__What the exercise asks__
Reproduce every one of the entries below word for word, line by line, with no changes.

__Given data__
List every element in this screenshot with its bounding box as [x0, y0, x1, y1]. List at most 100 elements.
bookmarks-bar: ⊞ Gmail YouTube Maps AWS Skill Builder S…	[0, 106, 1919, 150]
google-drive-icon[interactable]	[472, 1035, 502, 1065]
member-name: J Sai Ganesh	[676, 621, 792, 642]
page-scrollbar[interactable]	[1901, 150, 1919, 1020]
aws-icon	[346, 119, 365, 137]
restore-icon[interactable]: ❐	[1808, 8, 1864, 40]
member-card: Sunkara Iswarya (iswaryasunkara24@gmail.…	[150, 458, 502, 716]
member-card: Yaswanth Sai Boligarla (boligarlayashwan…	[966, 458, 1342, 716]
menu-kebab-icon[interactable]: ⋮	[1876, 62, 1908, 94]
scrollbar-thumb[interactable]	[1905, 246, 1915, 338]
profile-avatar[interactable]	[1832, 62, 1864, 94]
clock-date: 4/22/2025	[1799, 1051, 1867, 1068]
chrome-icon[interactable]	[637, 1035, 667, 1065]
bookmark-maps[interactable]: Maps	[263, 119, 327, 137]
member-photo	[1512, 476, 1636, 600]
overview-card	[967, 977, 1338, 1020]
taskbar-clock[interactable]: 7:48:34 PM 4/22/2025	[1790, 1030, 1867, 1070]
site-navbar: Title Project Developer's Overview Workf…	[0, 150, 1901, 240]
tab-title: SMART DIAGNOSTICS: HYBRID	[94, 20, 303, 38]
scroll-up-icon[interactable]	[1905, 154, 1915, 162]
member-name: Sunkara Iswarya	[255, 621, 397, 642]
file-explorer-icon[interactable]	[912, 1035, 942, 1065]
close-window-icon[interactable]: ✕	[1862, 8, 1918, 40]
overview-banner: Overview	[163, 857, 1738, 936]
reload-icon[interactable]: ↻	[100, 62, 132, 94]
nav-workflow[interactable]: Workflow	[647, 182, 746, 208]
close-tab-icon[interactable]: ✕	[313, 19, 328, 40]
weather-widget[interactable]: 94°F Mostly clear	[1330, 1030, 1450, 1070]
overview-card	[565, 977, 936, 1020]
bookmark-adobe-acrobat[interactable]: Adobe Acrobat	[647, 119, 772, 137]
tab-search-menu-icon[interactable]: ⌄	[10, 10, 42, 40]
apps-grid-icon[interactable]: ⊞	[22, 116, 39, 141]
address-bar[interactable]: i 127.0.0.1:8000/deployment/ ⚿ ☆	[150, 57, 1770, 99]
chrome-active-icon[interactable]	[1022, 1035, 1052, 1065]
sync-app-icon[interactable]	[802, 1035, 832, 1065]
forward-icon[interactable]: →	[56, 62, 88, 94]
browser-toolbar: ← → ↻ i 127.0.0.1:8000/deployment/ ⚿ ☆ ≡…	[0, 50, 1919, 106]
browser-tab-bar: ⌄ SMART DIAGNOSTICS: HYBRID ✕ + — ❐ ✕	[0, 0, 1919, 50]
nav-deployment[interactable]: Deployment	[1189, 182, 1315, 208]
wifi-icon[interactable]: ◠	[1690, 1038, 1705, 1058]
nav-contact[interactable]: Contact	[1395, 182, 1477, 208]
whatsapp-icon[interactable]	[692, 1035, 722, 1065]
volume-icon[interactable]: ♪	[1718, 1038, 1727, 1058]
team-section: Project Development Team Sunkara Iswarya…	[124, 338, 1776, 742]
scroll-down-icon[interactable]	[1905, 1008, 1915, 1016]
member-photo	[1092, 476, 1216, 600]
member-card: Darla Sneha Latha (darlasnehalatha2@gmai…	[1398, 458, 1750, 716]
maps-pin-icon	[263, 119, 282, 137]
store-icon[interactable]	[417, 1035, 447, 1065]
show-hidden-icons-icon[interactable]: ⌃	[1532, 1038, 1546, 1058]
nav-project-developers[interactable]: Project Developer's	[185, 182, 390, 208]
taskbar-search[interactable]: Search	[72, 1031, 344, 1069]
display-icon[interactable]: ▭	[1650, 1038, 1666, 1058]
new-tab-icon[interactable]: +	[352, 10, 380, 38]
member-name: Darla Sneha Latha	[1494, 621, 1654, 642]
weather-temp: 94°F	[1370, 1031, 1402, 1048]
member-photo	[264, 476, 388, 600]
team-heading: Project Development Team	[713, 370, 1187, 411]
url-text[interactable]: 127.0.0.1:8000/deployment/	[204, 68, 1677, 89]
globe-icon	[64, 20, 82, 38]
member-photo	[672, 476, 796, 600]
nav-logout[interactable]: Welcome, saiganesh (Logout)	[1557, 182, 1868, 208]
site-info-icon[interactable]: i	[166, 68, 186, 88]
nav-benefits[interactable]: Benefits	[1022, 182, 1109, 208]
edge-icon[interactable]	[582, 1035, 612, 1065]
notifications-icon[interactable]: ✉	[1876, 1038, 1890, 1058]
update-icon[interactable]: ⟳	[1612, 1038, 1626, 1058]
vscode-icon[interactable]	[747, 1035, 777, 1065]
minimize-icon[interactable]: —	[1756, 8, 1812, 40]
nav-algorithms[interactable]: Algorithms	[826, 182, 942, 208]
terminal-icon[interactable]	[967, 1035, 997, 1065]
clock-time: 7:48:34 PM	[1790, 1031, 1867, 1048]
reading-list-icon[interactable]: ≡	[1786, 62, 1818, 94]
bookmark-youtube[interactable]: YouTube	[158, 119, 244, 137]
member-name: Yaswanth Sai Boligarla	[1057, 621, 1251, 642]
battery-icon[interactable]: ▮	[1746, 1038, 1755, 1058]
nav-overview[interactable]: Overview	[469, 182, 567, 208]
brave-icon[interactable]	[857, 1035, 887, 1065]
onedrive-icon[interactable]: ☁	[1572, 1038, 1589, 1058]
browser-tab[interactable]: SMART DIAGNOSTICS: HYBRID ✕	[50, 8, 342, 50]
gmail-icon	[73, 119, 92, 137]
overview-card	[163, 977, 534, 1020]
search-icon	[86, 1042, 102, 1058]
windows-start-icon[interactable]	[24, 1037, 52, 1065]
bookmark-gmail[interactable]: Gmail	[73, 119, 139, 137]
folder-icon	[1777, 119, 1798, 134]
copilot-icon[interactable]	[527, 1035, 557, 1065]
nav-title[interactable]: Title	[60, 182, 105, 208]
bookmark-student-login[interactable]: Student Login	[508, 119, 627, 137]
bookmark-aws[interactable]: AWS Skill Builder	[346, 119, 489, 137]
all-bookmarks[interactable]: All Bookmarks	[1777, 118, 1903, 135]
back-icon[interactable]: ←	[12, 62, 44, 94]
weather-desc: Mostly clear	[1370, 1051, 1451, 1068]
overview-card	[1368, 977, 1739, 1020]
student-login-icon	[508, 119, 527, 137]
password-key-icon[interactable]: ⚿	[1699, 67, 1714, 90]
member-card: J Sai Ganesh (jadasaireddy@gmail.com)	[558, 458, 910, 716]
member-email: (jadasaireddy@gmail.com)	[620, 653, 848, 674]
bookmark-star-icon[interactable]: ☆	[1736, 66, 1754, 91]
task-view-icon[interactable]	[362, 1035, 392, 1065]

__Answer for the task__
List every element in this screenshot with its bounding box as [x0, y0, x1, y1]. List at most 100 elements.
bookmarks-bar: ⊞ Gmail YouTube Maps AWS Skill Builder S…	[0, 106, 1919, 150]
google-drive-icon[interactable]	[472, 1035, 502, 1065]
member-name: J Sai Ganesh	[676, 621, 792, 642]
page-scrollbar[interactable]	[1901, 150, 1919, 1020]
aws-icon	[346, 119, 365, 137]
restore-icon[interactable]: ❐	[1808, 8, 1864, 40]
member-card: Sunkara Iswarya (iswaryasunkara24@gmail.…	[150, 458, 502, 716]
member-card: Yaswanth Sai Boligarla (boligarlayashwan…	[966, 458, 1342, 716]
menu-kebab-icon[interactable]: ⋮	[1876, 62, 1908, 94]
scrollbar-thumb[interactable]	[1905, 246, 1915, 338]
profile-avatar[interactable]	[1832, 62, 1864, 94]
clock-date: 4/22/2025	[1799, 1051, 1867, 1068]
chrome-icon[interactable]	[637, 1035, 667, 1065]
bookmark-maps[interactable]: Maps	[263, 119, 327, 137]
member-photo	[1512, 476, 1636, 600]
overview-card	[967, 977, 1338, 1020]
taskbar-clock[interactable]: 7:48:34 PM 4/22/2025	[1790, 1030, 1867, 1070]
site-navbar: Title Project Developer's Overview Workf…	[0, 150, 1901, 240]
tab-title: SMART DIAGNOSTICS: HYBRID	[94, 20, 303, 38]
scroll-up-icon[interactable]	[1905, 154, 1915, 162]
member-name: Sunkara Iswarya	[255, 621, 397, 642]
file-explorer-icon[interactable]	[912, 1035, 942, 1065]
close-window-icon[interactable]: ✕	[1862, 8, 1918, 40]
overview-banner: Overview	[163, 857, 1738, 936]
reload-icon[interactable]: ↻	[100, 62, 132, 94]
nav-workflow[interactable]: Workflow	[647, 182, 746, 208]
close-tab-icon[interactable]: ✕	[313, 19, 328, 40]
weather-widget[interactable]: 94°F Mostly clear	[1330, 1030, 1450, 1070]
overview-card	[565, 977, 936, 1020]
bookmark-adobe-acrobat[interactable]: Adobe Acrobat	[647, 119, 772, 137]
tab-search-menu-icon[interactable]: ⌄	[10, 10, 42, 40]
apps-grid-icon[interactable]: ⊞	[22, 116, 39, 141]
address-bar[interactable]: i 127.0.0.1:8000/deployment/ ⚿ ☆	[150, 57, 1770, 99]
chrome-active-icon[interactable]	[1022, 1035, 1052, 1065]
sync-app-icon[interactable]	[802, 1035, 832, 1065]
forward-icon[interactable]: →	[56, 62, 88, 94]
browser-toolbar: ← → ↻ i 127.0.0.1:8000/deployment/ ⚿ ☆ ≡…	[0, 50, 1919, 106]
browser-tab-bar: ⌄ SMART DIAGNOSTICS: HYBRID ✕ + — ❐ ✕	[0, 0, 1919, 50]
nav-deployment[interactable]: Deployment	[1189, 182, 1315, 208]
wifi-icon[interactable]: ◠	[1690, 1038, 1705, 1058]
nav-contact[interactable]: Contact	[1395, 182, 1477, 208]
whatsapp-icon[interactable]	[692, 1035, 722, 1065]
volume-icon[interactable]: ♪	[1718, 1038, 1727, 1058]
team-section: Project Development Team Sunkara Iswarya…	[124, 338, 1776, 742]
scroll-down-icon[interactable]	[1905, 1008, 1915, 1016]
member-photo	[1092, 476, 1216, 600]
member-card: Darla Sneha Latha (darlasnehalatha2@gmai…	[1398, 458, 1750, 716]
maps-pin-icon	[263, 119, 282, 137]
store-icon[interactable]	[417, 1035, 447, 1065]
show-hidden-icons-icon[interactable]: ⌃	[1532, 1038, 1546, 1058]
nav-project-developers[interactable]: Project Developer's	[185, 182, 390, 208]
taskbar-search[interactable]: Search	[72, 1031, 344, 1069]
display-icon[interactable]: ▭	[1650, 1038, 1666, 1058]
new-tab-icon[interactable]: +	[352, 10, 380, 38]
member-name: Darla Sneha Latha	[1494, 621, 1654, 642]
weather-temp: 94°F	[1370, 1031, 1402, 1048]
member-photo	[264, 476, 388, 600]
team-heading: Project Development Team	[713, 370, 1187, 411]
url-text[interactable]: 127.0.0.1:8000/deployment/	[204, 68, 1677, 89]
globe-icon	[64, 20, 82, 38]
member-photo	[672, 476, 796, 600]
nav-logout[interactable]: Welcome, saiganesh (Logout)	[1557, 182, 1868, 208]
site-info-icon[interactable]: i	[166, 68, 186, 88]
nav-benefits[interactable]: Benefits	[1022, 182, 1109, 208]
edge-icon[interactable]	[582, 1035, 612, 1065]
notifications-icon[interactable]: ✉	[1876, 1038, 1890, 1058]
update-icon[interactable]: ⟳	[1612, 1038, 1626, 1058]
vscode-icon[interactable]	[747, 1035, 777, 1065]
minimize-icon[interactable]: —	[1756, 8, 1812, 40]
nav-algorithms[interactable]: Algorithms	[826, 182, 942, 208]
terminal-icon[interactable]	[967, 1035, 997, 1065]
clock-time: 7:48:34 PM	[1790, 1031, 1867, 1048]
reading-list-icon[interactable]: ≡	[1786, 62, 1818, 94]
bookmark-youtube[interactable]: YouTube	[158, 119, 244, 137]
member-name: Yaswanth Sai Boligarla	[1057, 621, 1251, 642]
battery-icon[interactable]: ▮	[1746, 1038, 1755, 1058]
nav-overview[interactable]: Overview	[469, 182, 567, 208]
brave-icon[interactable]	[857, 1035, 887, 1065]
onedrive-icon[interactable]: ☁	[1572, 1038, 1589, 1058]
browser-tab[interactable]: SMART DIAGNOSTICS: HYBRID ✕	[50, 8, 342, 50]
gmail-icon	[73, 119, 92, 137]
overview-card	[163, 977, 534, 1020]
search-icon	[86, 1042, 102, 1058]
windows-start-icon[interactable]	[24, 1037, 52, 1065]
bookmark-gmail[interactable]: Gmail	[73, 119, 139, 137]
folder-icon	[1777, 119, 1798, 134]
copilot-icon[interactable]	[527, 1035, 557, 1065]
nav-title[interactable]: Title	[60, 182, 105, 208]
bookmark-student-login[interactable]: Student Login	[508, 119, 627, 137]
bookmark-aws[interactable]: AWS Skill Builder	[346, 119, 489, 137]
all-bookmarks[interactable]: All Bookmarks	[1777, 118, 1903, 135]
back-icon[interactable]: ←	[12, 62, 44, 94]
weather-desc: Mostly clear	[1370, 1051, 1451, 1068]
overview-card	[1368, 977, 1739, 1020]
student-login-icon	[508, 119, 527, 137]
password-key-icon[interactable]: ⚿	[1699, 67, 1714, 90]
member-card: J Sai Ganesh (jadasaireddy@gmail.com)	[558, 458, 910, 716]
member-email: (jadasaireddy@gmail.com)	[620, 653, 848, 674]
bookmark-star-icon[interactable]: ☆	[1736, 66, 1754, 91]
task-view-icon[interactable]	[362, 1035, 392, 1065]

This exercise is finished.